## GOAL
Verbatim output of all the material below is required.

____ SUPPLIED INFORMATION

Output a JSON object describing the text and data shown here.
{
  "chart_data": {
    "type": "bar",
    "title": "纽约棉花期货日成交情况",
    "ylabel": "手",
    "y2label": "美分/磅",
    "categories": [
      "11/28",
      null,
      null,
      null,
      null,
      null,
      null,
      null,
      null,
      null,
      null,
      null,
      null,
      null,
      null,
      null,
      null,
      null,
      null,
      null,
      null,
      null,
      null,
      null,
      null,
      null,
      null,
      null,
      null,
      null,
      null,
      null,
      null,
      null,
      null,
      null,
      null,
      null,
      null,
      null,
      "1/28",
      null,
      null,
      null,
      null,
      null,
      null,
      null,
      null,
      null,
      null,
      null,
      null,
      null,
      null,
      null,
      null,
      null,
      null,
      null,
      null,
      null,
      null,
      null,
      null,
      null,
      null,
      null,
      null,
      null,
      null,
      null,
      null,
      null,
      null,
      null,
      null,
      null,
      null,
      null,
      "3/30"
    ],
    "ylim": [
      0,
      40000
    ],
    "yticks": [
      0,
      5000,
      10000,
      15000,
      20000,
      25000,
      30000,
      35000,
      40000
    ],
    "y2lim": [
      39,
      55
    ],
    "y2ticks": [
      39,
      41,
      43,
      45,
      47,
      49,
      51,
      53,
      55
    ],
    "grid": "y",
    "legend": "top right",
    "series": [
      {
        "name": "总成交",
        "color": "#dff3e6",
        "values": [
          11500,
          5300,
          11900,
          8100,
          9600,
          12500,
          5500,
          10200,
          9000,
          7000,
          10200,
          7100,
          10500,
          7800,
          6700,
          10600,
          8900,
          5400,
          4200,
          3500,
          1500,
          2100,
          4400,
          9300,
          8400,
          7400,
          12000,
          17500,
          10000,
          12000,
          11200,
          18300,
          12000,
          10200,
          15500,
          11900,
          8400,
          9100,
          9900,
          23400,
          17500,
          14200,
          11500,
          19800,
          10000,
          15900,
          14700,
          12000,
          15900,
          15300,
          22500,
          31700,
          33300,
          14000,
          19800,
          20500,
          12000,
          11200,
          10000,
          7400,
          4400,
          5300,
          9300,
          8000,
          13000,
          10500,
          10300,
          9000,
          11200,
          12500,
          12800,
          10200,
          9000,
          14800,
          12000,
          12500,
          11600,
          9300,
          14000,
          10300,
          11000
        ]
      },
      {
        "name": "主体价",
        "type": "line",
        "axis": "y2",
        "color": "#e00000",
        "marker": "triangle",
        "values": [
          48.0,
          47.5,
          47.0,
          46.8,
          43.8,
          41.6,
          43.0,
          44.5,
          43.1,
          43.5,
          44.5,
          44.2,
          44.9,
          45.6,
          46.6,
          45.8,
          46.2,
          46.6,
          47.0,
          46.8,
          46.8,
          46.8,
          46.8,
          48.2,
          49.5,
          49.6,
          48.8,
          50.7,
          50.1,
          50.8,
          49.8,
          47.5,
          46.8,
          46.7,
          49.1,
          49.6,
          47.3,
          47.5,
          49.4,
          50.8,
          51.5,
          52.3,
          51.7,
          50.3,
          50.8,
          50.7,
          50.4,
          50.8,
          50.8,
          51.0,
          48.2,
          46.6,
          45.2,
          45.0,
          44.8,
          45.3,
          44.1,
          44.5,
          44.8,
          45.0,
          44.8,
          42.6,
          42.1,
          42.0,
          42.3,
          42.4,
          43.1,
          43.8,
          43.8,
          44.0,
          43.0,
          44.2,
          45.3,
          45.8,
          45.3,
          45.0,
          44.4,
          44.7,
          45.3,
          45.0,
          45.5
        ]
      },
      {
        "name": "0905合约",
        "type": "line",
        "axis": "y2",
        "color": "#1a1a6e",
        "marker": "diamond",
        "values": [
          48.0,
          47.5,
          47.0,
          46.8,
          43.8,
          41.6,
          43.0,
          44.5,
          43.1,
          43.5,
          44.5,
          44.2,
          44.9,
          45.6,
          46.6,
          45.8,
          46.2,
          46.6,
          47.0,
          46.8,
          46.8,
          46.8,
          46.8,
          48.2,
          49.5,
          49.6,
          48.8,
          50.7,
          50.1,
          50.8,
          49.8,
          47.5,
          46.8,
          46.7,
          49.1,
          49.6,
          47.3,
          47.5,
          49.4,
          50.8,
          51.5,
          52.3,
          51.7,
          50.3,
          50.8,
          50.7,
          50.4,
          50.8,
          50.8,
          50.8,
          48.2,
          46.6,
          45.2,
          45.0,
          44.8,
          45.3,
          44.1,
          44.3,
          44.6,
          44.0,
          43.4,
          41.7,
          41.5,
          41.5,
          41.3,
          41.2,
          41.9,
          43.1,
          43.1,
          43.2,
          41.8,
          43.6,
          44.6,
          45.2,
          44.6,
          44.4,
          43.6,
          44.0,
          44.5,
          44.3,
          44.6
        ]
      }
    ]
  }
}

________

## COMPLETED TASK
Output a JSON object describing the text and data shown here.
{
  "chart_data": {
    "type": "bar",
    "title": "纽约棉花期货日成交情况",
    "ylabel": "手",
    "y2label": "美分/磅",
    "categories": [
      "11/28",
      null,
      null,
      null,
      null,
      null,
      null,
      null,
      null,
      null,
      null,
      null,
      null,
      null,
      null,
      null,
      null,
      null,
      null,
      null,
      null,
      null,
      null,
      null,
      null,
      null,
      null,
      null,
      null,
      null,
      null,
      null,
      null,
      null,
      null,
      null,
      null,
      null,
      null,
      null,
      "1/28",
      null,
      null,
      null,
      null,
      null,
      null,
      null,
      null,
      null,
      null,
      null,
      null,
      null,
      null,
      null,
      null,
      null,
      null,
      null,
      null,
      null,
      null,
      null,
      null,
      null,
      null,
      null,
      null,
      null,
      null,
      null,
      null,
      null,
      null,
      null,
      null,
      null,
      null,
      null,
      "3/30"
    ],
    "ylim": [
      0,
      40000
    ],
    "yticks": [
      0,
      5000,
      10000,
      15000,
      20000,
      25000,
      30000,
      35000,
      40000
    ],
    "y2lim": [
      39,
      55
    ],
    "y2ticks": [
      39,
      41,
      43,
      45,
      47,
      49,
      51,
      53,
      55
    ],
    "grid": "y",
    "legend": "top right",
    "series": [
      {
        "name": "总成交",
        "color": "#dff3e6",
        "values": [
          11500,
          5300,
          11900,
          8100,
          9600,
          12500,
          5500,
          10200,
          9000,
          7000,
          10200,
          7100,
          10500,
          7800,
          6700,
          10600,
          8900,
          5400,
          4200,
          3500,
          1500,
          2100,
          4400,
          9300,
          8400,
          7400,
          12000,
          17500,
          10000,
          12000,
          11200,
          18300,
          12000,
          10200,
          15500,
          11900,
          8400,
          9100,
          9900,
          23400,
          17500,
          14200,
          11500,
          19800,
          10000,
          15900,
          14700,
          12000,
          15900,
          15300,
          22500,
          31700,
          33300,
          14000,
          19800,
          20500,
          12000,
          11200,
          10000,
          7400,
          4400,
          5300,
          9300,
          8000,
          13000,
          10500,
          10300,
          9000,
          11200,
          12500,
          12800,
          10200,
          9000,
          14800,
          12000,
          12500,
          11600,
          9300,
          14000,
          10300,
          11000
        ]
      },
      {
        "name": "主体价",
        "type": "line",
        "axis": "y2",
        "color": "#e00000",
        "marker": "triangle",
        "values": [
          48.0,
          47.5,
          47.0,
          46.8,
          43.8,
          41.6,
          43.0,
          44.5,
          43.1,
          43.5,
          44.5,
          44.2,
          44.9,
          45.6,
          46.6,
          45.8,
          46.2,
          46.6,
          47.0,
          46.8,
          46.8,
          46.8,
          46.8,
          48.2,
          49.5,
          49.6,
          48.8,
          50.7,
          50.1,
          50.8,
          49.8,
          47.5,
          46.8,
          46.7,
          49.1,
          49.6,
          47.3,
          47.5,
          49.4,
          50.8,
          51.5,
          52.3,
          51.7,
          50.3,
          50.8,
          50.7,
          50.4,
          50.8,
          50.8,
          51.0,
          48.2,
          46.6,
          45.2,
          45.0,
          44.8,
          45.3,
          44.1,
          44.5,
          44.8,
          45.0,
          44.8,
          42.6,
          42.1,
          42.0,
          42.3,
          42.4,
          43.1,
          43.8,
          43.8,
          44.0,
          43.0,
          44.2,
          45.3,
          45.8,
          45.3,
          45.0,
          44.4,
          44.7,
          45.3,
          45.0,
          45.5
        ]
      },
      {
        "name": "0905合约",
        "type": "line",
        "axis": "y2",
        "color": "#1a1a6e",
        "marker": "diamond",
        "values": [
          48.0,
          47.5,
          47.0,
          46.8,
          43.8,
          41.6,
          43.0,
          44.5,
          43.1,
          43.5,
          44.5,
          44.2,
          44.9,
          45.6,
          46.6,
          45.8,
          46.2,
          46.6,
          47.0,
          46.8,
          46.8,
          46.8,
          46.8,
          48.2,
          49.5,
          49.6,
          48.8,
          50.7,
          50.1,
          50.8,
          49.8,
          47.5,
          46.8,
          46.7,
          49.1,
          49.6,
          47.3,
          47.5,
          49.4,
          50.8,
          51.5,
          52.3,
          51.7,
          50.3,
          50.8,
          50.7,
          50.4,
          50.8,
          50.8,
          50.8,
          48.2,
          46.6,
          45.2,
          45.0,
          44.8,
          45.3,
          44.1,
          44.3,
          44.6,
          44.0,
          43.4,
          41.7,
          41.5,
          41.5,
          41.3,
          41.2,
          41.9,
          43.1,
          43.1,
          43.2,
          41.8,
          43.6,
          44.6,
          45.2,
          44.6,
          44.4,
          43.6,
          44.0,
          44.5,
          44.3,
          44.6
        ]
      }
    ]
  }
}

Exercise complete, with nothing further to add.